**Material provided:**
+ + + + + + +

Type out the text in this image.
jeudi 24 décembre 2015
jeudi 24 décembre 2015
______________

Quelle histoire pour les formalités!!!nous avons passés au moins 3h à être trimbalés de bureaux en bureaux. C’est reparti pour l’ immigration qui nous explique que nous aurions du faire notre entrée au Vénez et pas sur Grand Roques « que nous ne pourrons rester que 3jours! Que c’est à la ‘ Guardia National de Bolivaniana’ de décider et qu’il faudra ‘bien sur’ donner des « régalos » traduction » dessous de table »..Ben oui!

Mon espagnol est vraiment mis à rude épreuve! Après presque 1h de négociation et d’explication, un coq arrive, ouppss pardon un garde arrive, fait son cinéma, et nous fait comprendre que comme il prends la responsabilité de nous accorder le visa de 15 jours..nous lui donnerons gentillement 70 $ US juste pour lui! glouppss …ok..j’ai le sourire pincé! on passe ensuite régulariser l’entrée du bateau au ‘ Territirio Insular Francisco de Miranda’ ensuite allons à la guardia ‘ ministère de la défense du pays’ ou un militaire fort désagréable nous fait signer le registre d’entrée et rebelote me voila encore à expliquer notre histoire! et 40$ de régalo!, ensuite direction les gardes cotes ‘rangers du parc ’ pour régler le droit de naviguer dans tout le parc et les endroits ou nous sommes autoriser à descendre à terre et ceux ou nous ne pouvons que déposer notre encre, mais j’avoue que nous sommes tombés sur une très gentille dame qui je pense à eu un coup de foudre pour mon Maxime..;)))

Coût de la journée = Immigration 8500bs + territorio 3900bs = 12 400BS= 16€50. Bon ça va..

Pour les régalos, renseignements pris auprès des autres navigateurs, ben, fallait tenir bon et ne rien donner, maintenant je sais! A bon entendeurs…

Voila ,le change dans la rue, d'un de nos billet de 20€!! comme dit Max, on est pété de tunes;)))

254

+ + + + + + +

**What you need to do:** Type out the full listing again, exactly as given.

**The output:**
Type out the text in this image.
jeudi 24 décembre 2015
jeudi 24 décembre 2015
______________

Quelle histoire pour les formalités!!!nous avons passés au moins 3h à être trimbalés de bureaux en bureaux. C’est reparti pour l’ immigration qui nous explique que nous aurions du faire notre entrée au Vénez et pas sur Grand Roques « que nous ne pourrons rester que 3jours! Que c’est à la ‘ Guardia National de Bolivaniana’ de décider et qu’il faudra ‘bien sur’ donner des « régalos » traduction » dessous de table »..Ben oui!

Mon espagnol est vraiment mis à rude épreuve! Après presque 1h de négociation et d’explication, un coq arrive, ouppss pardon un garde arrive, fait son cinéma, et nous fait comprendre que comme il prends la responsabilité de nous accorder le visa de 15 jours..nous lui donnerons gentillement 70 $ US juste pour lui! glouppss …ok..j’ai le sourire pincé! on passe ensuite régulariser l’entrée du bateau au ‘ Territirio Insular Francisco de Miranda’ ensuite allons à la guardia ‘ ministère de la défense du pays’ ou un militaire fort désagréable nous fait signer le registre d’entrée et rebelote me voila encore à expliquer notre histoire! et 40$ de régalo!, ensuite direction les gardes cotes ‘rangers du parc ’ pour régler le droit de naviguer dans tout le parc et les endroits ou nous sommes autoriser à descendre à terre et ceux ou nous ne pouvons que déposer notre encre, mais j’avoue que nous sommes tombés sur une très gentille dame qui je pense à eu un coup de foudre pour mon Maxime..;)))

Coût de la journée = Immigration 8500bs + territorio 3900bs = 12 400BS= 16€50. Bon ça va..

Pour les régalos, renseignements pris auprès des autres navigateurs, ben, fallait tenir bon et ne rien donner, maintenant je sais! A bon entendeurs…

Voila ,le change dans la rue, d'un de nos billet de 20€!! comme dit Max, on est pété de tunes;)))

254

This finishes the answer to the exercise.